── RECORD LIST
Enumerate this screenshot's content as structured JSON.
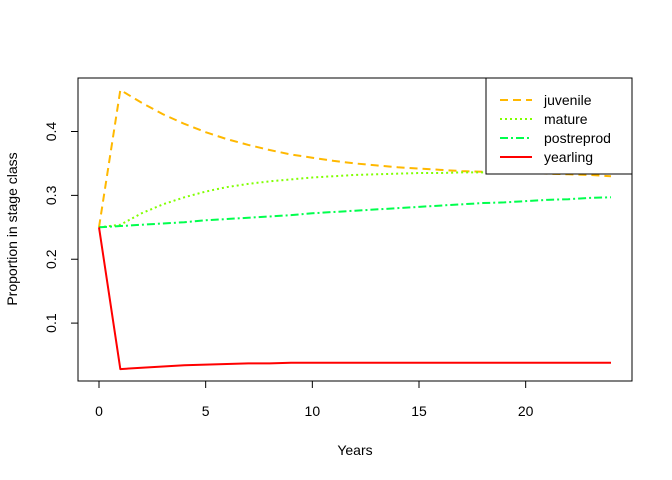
────
── RECORD LIST
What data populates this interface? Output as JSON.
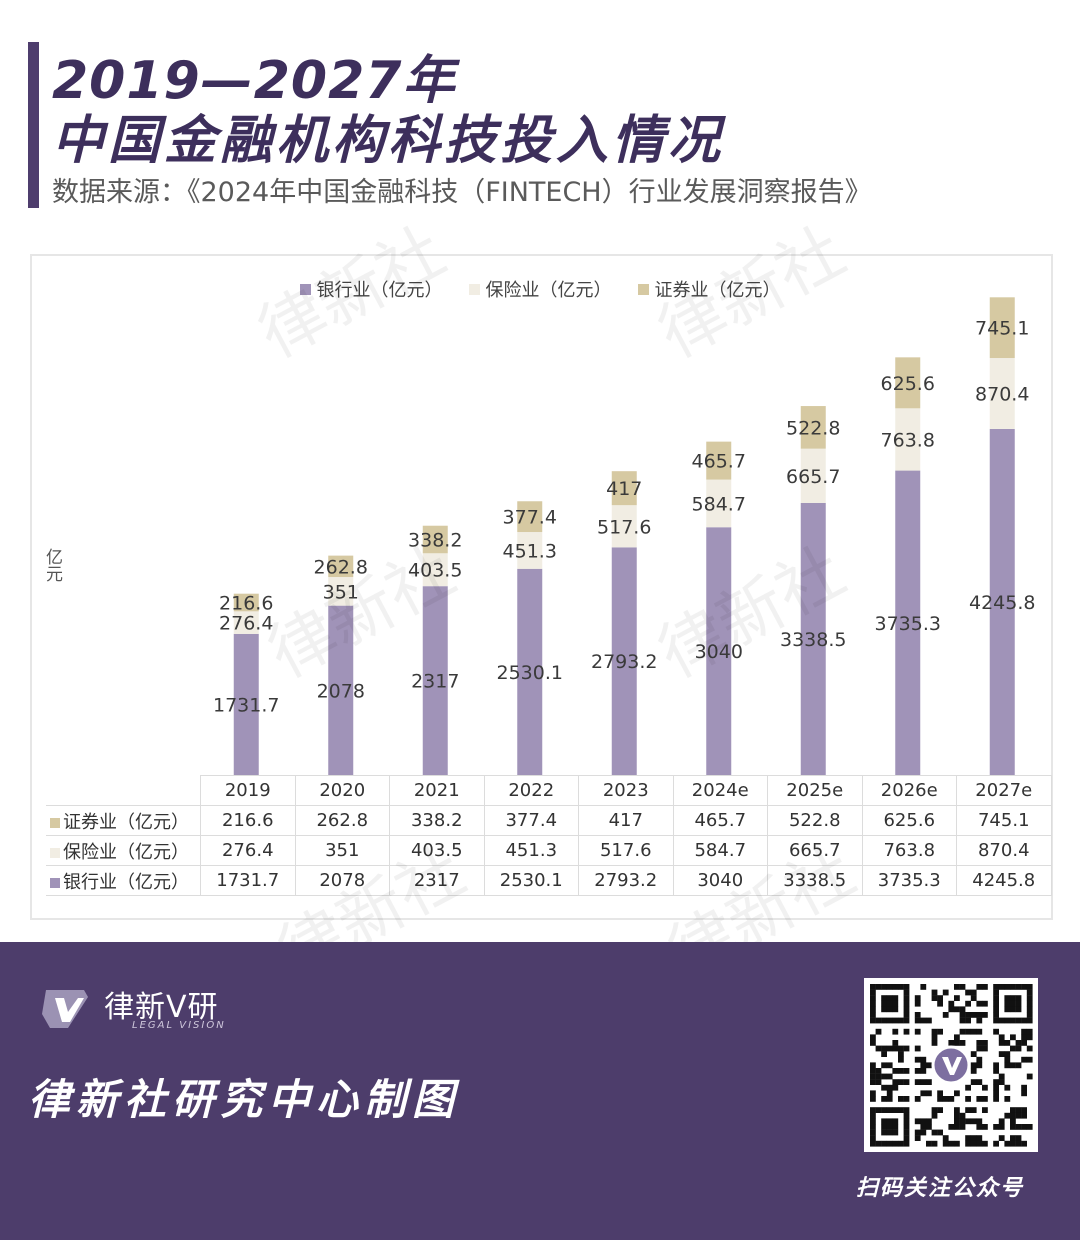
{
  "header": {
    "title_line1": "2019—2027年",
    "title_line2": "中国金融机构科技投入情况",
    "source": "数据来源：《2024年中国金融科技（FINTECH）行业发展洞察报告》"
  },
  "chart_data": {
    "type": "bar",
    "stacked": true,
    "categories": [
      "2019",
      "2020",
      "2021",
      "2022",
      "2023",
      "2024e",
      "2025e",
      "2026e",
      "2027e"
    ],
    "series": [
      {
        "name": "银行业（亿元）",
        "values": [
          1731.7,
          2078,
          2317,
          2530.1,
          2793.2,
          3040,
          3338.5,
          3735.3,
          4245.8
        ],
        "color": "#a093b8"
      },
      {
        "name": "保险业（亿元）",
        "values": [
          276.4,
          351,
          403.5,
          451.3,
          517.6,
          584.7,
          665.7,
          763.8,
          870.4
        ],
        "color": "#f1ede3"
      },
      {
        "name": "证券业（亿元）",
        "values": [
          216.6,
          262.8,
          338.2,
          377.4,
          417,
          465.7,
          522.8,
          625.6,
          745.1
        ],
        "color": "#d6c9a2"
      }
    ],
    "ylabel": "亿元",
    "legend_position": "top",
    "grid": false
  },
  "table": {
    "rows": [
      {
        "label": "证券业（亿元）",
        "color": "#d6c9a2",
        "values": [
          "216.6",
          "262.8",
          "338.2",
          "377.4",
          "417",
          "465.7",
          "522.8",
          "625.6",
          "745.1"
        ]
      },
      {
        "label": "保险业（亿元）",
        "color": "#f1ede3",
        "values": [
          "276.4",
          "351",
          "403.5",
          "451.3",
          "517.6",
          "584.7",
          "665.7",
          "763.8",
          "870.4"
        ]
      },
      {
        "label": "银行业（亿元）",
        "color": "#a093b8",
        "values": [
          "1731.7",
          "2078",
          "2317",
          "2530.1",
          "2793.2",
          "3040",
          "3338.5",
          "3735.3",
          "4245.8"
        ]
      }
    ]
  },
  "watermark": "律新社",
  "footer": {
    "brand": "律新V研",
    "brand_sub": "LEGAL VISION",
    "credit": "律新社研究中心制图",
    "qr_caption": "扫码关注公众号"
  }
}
────
── RECORD LIST
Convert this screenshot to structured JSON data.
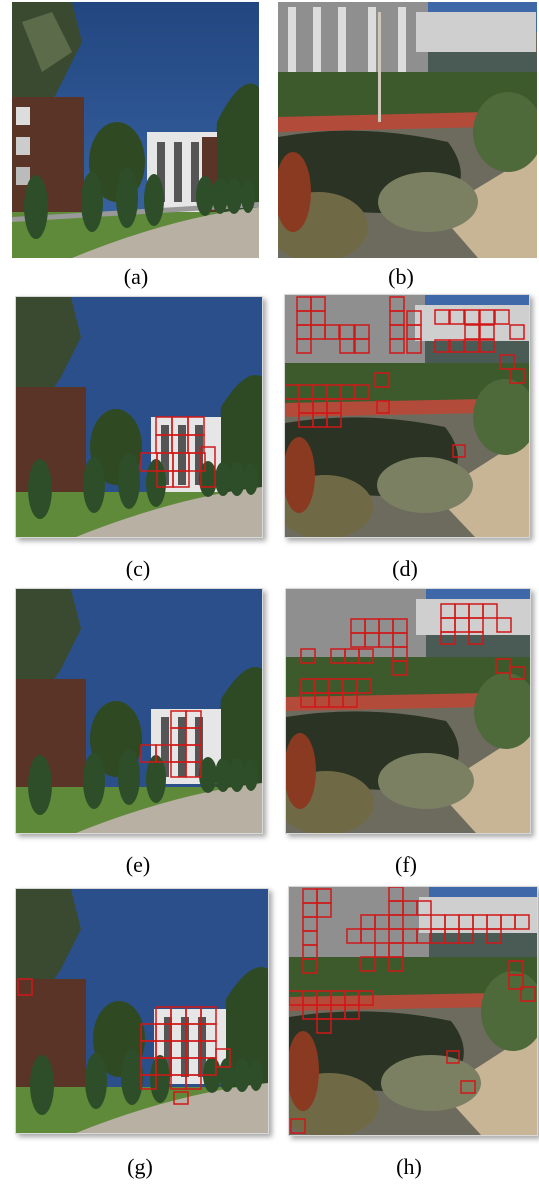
────
## WORK TO COMPLETE
Go through the lines above. Select every one that has the string "screenshot".

## WRITTEN ANSWER
Enumerate this screenshot's content as structured JSON.
Convert this screenshot to structured JSON data.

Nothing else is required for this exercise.